University in Myanmar

Myanmar Maritime University (MMU) (မြန်မာနိုင်ငံ ရေကြောင်းပညာ တက္ကသိုလ် /my/), located in Thanlyin on the outskirts of Yangon, is the premier university of maritime education in Myanmar. MMU offers 5-year bachelor's degree programs. Starting from 2012, MMU, administered by the Ministry of Transportation, offers two-year post-graduate diplomas in various marine and naval disciplines. In 2007, the school had about 1,800 graduate students, pursuing international STCW-95-standards compliant maritime education.

==History==
MMU was officially established on 10 June 2002 by the military government per the Myanmar Maritime University Act (The State Peace and Development Council Law No. 1/2002). The official mission of MMU is to "produce well competent qualified naval architects, engineers and scientists". On 1 August 2002, the university first opened its doors inside the compound of Yangon Institute of Marine Technology, in Sinmalike, Yangon. In March 2004, the university moved to its present purpose-built campus in Thanlyin near Thilawa port, the country's largest port.

==Admissions==
MMU is one of the most selective universities in the country. Admissions are based primarily on the marks received in the Burmese university entrance examination (Matriculation Exam). The university does maintain a 20% quota of female students in its annual student intake, and all students must pass an eyesight exam. As many of the graduates receive job offers from foreign shipping firms, admission to the university is highly competitive. In 2006, the minimum university entrance exam score necessary to be admitted was 458 out of 600 marks (up from 443 marks in 2005) despite an increase in admissions to 450 students per year from 350 the year earlier. In 2008, the admission marks were 473 out of 600.The minimum entrance mark is 491 out of 600 in 2010.

■ WORK TO DO:
1/ According to the Myanmar Maritime University text, on what date was the university officially established?
2/ Extend the Myanmar Maritime University text, picking up right after its final sentence.
The listing has no connection to the Myanmar Maritime University text.

■ PROVIDED DATA:
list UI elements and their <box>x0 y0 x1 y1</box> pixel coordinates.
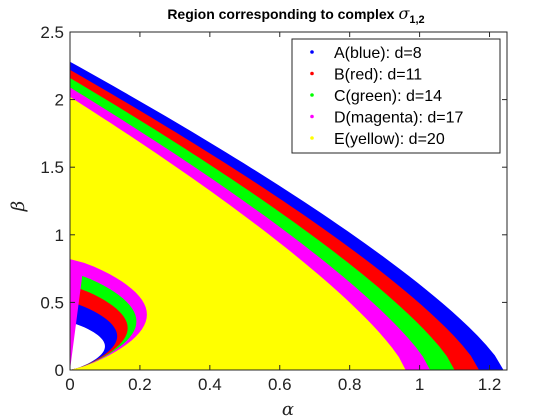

■ REPLIES:
1/ 10 June 2002

2/
==Programs==

Since 2012, MMU offers six six-year bachelor's degree programs and two two-year post-graduate diplomas. The last batch of students with 5-year degree graduated in February 2017.
The university's syllabus, coursework and practical training are in keeping with the standards of Training, Certification and Watchkeeping for Seafarers 1995 (STCW), an international convention developed by the International Maritime Organization that sets qualifications and training standards for personnel serving aboard seagoing merchant ships.

===Engineering===

| Program | Bachelor's | Type | Duration |
|---|---|---|---|
| Naval Architecture | B.E. | FT | 5 Yrs |
| Marine Engineering | B.E. | FT | 5 Yrs |
| Port and Harbour Engineering | B.E. | FT | 5 Yrs |
| River and Coastal Engineering | B.E. | FT | 5 Yrs |
| Marine Electrical Systems and Electronics | B.E. | FT | 5 Yrs |
| Nautical Science | B.Sc. (Hons.) | FT | 4 Yrs |
| Marine Mechanical | B.E. | FT | 5 Yrs |

- First Year: Myanmar, English, Engineering Mathematics, Engineering Chemistry, Engineering Physics, Computer Science.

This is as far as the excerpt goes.